## Begin Data in this exercise

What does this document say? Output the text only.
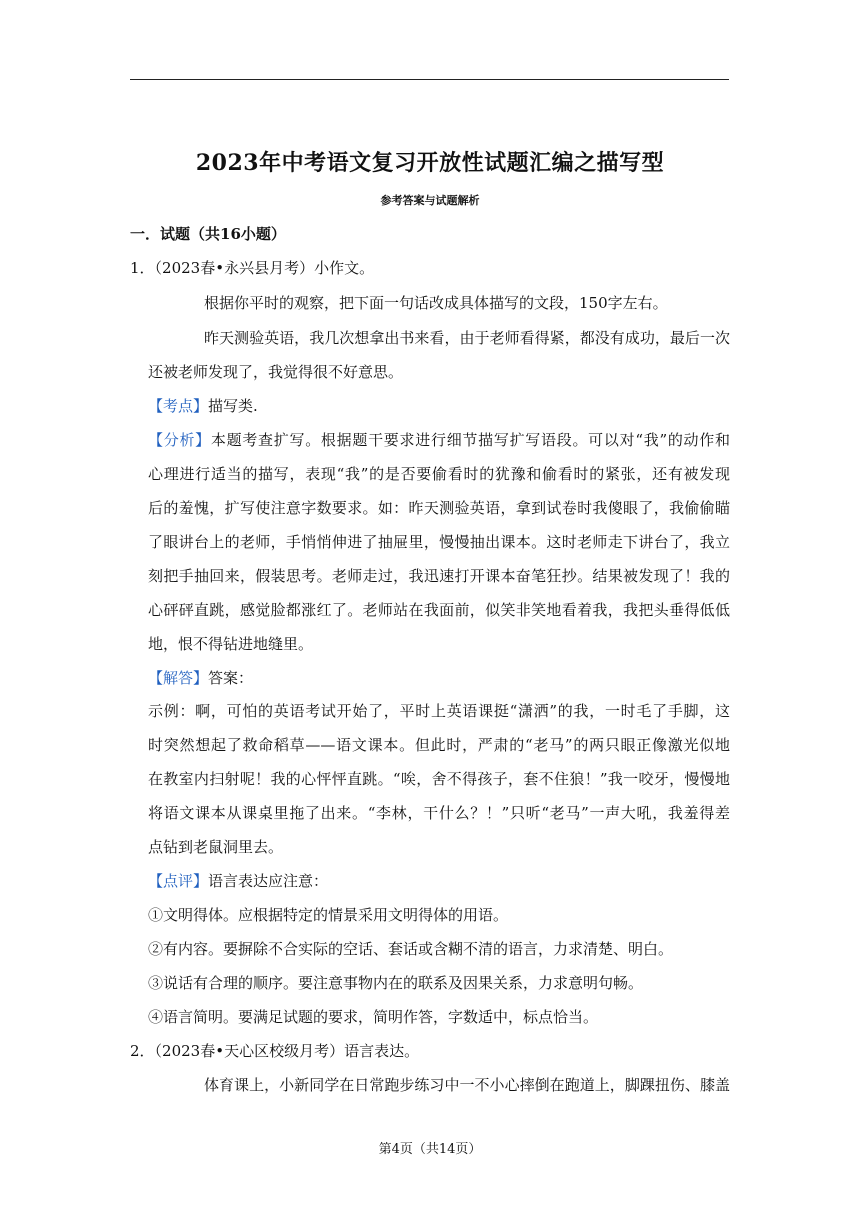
2023年中考语文复习开放性试题汇编之描写型
参考答案与试题解析
一．试题（共16小题）
1．（2023春•永兴县月考）小作文。
根据你平时的观察，把下面一句话改成具体描写的文段，150字左右。
昨天测验英语，我几次想拿出书来看，由于老师看得紧，都没有成功，最后一次
还被老师发现了，我觉得很不好意思。
【考点】描写类.
【分析】本题考查扩写。根据题干要求进行细节描写扩写语段。可以对“我”的动作和
心理进行适当的描写，表现“我”的是否要偷看时的犹豫和偷看时的紧张，还有被发现
后的羞愧，扩写使注意字数要求。如：昨天测验英语，拿到试卷时我傻眼了，我偷偷瞄
了眼讲台上的老师，手悄悄伸进了抽屉里，慢慢抽出课本。这时老师走下讲台了，我立
刻把手抽回来，假装思考。老师走过，我迅速打开课本奋笔狂抄。结果被发现了！我的
心砰砰直跳，感觉脸都涨红了。老师站在我面前，似笑非笑地看着我，我把头垂得低低
地，恨不得钻进地缝里。
【解答】答案：
示例：啊，可怕的英语考试开始了，平时上英语课挺“潇洒”的我，一时毛了手脚，这
时突然想起了救命稻草——语文课本。但此时，严肃的“老马”的两只眼正像激光似地
在教室内扫射呢！我的心怦怦直跳。“唉，舍不得孩子，套不住狼！”我一咬牙，慢慢地
将语文课本从课桌里拖了出来。“李林，干什么？！”只听“老马”一声大吼，我羞得差
点钻到老鼠洞里去。
【点评】语言表达应注意：
①文明得体。应根据特定的情景采用文明得体的用语。
②有内容。要摒除不合实际的空话、套话或含糊不清的语言，力求清楚、明白。
③说话有合理的顺序。要注意事物内在的联系及因果关系，力求意明句畅。
④语言简明。要满足试题的要求，简明作答，字数适中，标点恰当。
2．（2023春•天心区校级月考）语言表达。
体育课上，小新同学在日常跑步练习中一不小心摔倒在跑道上，脚踝扭伤、膝盖
第4页（共14页）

## End Data in this exercise

Make an exact copy of the listing above. Do not include the pictures.

Written answer -
What does this document say? Output the text only.
2023年中考语文复习开放性试题汇编之描写型
参考答案与试题解析
一．试题（共16小题）
1．（2023春•永兴县月考）小作文。
根据你平时的观察，把下面一句话改成具体描写的文段，150字左右。
昨天测验英语，我几次想拿出书来看，由于老师看得紧，都没有成功，最后一次
还被老师发现了，我觉得很不好意思。
【考点】描写类.
【分析】本题考查扩写。根据题干要求进行细节描写扩写语段。可以对“我”的动作和
心理进行适当的描写，表现“我”的是否要偷看时的犹豫和偷看时的紧张，还有被发现
后的羞愧，扩写使注意字数要求。如：昨天测验英语，拿到试卷时我傻眼了，我偷偷瞄
了眼讲台上的老师，手悄悄伸进了抽屉里，慢慢抽出课本。这时老师走下讲台了，我立
刻把手抽回来，假装思考。老师走过，我迅速打开课本奋笔狂抄。结果被发现了！我的
心砰砰直跳，感觉脸都涨红了。老师站在我面前，似笑非笑地看着我，我把头垂得低低
地，恨不得钻进地缝里。
【解答】答案：
示例：啊，可怕的英语考试开始了，平时上英语课挺“潇洒”的我，一时毛了手脚，这
时突然想起了救命稻草——语文课本。但此时，严肃的“老马”的两只眼正像激光似地
在教室内扫射呢！我的心怦怦直跳。“唉，舍不得孩子，套不住狼！”我一咬牙，慢慢地
将语文课本从课桌里拖了出来。“李林，干什么？！”只听“老马”一声大吼，我羞得差
点钻到老鼠洞里去。
【点评】语言表达应注意：
①文明得体。应根据特定的情景采用文明得体的用语。
②有内容。要摒除不合实际的空话、套话或含糊不清的语言，力求清楚、明白。
③说话有合理的顺序。要注意事物内在的联系及因果关系，力求意明句畅。
④语言简明。要满足试题的要求，简明作答，字数适中，标点恰当。
2．（2023春•天心区校级月考）语言表达。
体育课上，小新同学在日常跑步练习中一不小心摔倒在跑道上，脚踝扭伤、膝盖
第4页（共14页）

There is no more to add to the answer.